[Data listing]
------------------------------------------------------------------------
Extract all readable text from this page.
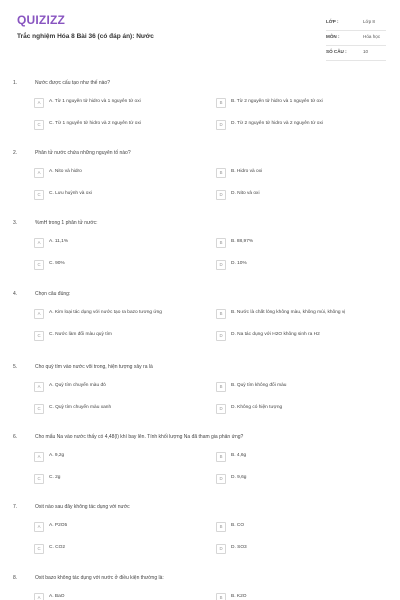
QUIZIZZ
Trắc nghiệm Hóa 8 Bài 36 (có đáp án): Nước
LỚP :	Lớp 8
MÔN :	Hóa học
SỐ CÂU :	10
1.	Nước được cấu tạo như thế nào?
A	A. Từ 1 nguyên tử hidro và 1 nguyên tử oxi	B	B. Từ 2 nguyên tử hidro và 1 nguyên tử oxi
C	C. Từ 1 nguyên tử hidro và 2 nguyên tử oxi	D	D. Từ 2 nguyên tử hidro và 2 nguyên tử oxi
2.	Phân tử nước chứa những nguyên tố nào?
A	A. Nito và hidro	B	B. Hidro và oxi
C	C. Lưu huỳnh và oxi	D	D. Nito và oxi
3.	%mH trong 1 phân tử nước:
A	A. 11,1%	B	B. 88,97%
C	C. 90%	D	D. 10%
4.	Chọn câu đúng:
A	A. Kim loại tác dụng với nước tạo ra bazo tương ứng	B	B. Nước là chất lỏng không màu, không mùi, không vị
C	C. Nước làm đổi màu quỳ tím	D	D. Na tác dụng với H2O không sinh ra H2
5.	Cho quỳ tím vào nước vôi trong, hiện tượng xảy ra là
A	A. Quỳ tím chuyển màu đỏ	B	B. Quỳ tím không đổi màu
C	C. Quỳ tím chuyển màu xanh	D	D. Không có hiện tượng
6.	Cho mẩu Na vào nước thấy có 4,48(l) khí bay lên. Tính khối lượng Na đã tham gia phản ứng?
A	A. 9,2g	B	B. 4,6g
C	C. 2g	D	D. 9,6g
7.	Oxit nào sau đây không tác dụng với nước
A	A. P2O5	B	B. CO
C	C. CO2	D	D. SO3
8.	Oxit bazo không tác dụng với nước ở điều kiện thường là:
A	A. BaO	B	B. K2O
------------------------------------------------------------------------
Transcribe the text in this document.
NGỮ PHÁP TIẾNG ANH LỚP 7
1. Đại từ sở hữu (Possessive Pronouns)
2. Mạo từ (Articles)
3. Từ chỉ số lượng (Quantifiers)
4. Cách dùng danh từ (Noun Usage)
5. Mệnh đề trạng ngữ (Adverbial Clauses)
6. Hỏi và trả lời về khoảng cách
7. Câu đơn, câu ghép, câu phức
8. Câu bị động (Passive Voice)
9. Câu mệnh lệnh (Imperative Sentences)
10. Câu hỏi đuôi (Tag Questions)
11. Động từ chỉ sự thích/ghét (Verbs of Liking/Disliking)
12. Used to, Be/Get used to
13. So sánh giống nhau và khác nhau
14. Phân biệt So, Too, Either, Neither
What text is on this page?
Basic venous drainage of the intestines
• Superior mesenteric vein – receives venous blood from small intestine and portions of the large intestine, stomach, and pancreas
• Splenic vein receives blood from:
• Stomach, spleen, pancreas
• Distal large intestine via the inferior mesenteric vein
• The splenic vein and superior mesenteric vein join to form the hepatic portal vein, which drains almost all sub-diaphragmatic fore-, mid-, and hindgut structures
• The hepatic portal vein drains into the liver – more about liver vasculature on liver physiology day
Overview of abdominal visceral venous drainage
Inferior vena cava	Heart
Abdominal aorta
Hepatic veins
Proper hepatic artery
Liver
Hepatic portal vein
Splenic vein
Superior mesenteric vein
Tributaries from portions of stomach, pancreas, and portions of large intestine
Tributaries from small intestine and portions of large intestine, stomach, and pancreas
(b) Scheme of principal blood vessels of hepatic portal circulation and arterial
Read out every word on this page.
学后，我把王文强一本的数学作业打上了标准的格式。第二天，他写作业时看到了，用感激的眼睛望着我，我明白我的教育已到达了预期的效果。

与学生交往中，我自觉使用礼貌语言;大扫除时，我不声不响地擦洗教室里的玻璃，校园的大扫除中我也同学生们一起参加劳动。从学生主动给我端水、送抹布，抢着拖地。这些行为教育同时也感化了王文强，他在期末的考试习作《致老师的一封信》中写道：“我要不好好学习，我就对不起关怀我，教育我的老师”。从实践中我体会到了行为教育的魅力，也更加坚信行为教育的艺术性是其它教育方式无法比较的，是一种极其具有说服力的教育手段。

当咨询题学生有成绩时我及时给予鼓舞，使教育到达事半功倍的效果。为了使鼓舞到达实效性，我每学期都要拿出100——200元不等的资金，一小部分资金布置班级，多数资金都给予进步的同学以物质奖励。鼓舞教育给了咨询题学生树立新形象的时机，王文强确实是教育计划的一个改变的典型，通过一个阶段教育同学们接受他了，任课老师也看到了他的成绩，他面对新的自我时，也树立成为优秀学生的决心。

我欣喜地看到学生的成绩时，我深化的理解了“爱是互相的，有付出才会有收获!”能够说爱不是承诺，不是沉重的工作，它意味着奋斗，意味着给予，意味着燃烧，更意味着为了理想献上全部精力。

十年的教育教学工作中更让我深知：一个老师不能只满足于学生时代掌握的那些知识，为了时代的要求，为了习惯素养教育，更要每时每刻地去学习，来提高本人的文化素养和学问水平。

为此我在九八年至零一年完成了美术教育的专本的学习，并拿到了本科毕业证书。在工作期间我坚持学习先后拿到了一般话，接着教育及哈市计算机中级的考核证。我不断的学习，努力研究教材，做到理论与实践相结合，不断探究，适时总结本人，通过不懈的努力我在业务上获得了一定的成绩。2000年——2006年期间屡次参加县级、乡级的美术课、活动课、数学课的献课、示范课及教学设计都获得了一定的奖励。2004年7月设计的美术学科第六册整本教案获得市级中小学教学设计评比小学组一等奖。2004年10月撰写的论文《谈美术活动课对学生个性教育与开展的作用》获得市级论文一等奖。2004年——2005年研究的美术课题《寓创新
------------------------------------------------------------------------
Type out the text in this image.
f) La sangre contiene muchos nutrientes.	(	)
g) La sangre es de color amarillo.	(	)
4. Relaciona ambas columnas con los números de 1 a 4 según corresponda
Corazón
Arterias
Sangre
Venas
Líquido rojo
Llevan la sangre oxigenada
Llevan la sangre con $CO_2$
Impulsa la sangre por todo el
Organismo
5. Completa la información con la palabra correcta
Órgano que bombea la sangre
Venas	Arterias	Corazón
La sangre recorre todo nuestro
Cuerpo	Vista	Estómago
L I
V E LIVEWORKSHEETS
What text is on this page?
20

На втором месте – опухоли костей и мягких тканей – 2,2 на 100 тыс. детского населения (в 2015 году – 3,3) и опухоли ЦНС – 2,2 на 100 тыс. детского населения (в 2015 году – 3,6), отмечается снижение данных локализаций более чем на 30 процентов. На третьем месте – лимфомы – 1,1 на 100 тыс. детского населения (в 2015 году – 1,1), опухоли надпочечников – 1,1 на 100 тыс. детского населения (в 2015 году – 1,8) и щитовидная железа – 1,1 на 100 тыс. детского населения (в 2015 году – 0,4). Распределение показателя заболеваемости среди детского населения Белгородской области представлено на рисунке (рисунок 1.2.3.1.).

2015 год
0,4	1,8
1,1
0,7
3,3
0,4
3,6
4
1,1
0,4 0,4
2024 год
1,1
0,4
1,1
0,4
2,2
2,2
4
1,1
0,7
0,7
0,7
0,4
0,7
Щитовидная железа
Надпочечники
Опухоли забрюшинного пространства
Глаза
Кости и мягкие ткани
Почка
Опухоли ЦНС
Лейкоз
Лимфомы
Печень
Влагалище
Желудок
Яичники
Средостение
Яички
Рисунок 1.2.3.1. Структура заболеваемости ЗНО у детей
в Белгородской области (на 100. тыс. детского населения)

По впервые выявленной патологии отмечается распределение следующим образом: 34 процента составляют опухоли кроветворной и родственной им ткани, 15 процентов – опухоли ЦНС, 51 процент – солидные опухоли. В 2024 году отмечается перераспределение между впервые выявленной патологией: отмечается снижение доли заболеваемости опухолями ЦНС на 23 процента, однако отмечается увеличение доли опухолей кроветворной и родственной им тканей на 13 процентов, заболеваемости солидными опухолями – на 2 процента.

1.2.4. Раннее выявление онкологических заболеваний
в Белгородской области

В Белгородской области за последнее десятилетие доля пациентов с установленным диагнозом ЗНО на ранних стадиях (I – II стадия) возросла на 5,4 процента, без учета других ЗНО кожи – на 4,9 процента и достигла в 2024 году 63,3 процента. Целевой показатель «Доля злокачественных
------------------------------------------------------------------------
[WHAT IS EXPECTED] Find the lines containing "chuyển" and list every one of them.

[RESPONSE TO THIS EXERCISE]
A	A. Quỳ tím chuyển màu đỏ	B	B. Quỳ tím không đổi màu
C	C. Quỳ tím chuyển màu xanh	D	D. Không có hiện tượng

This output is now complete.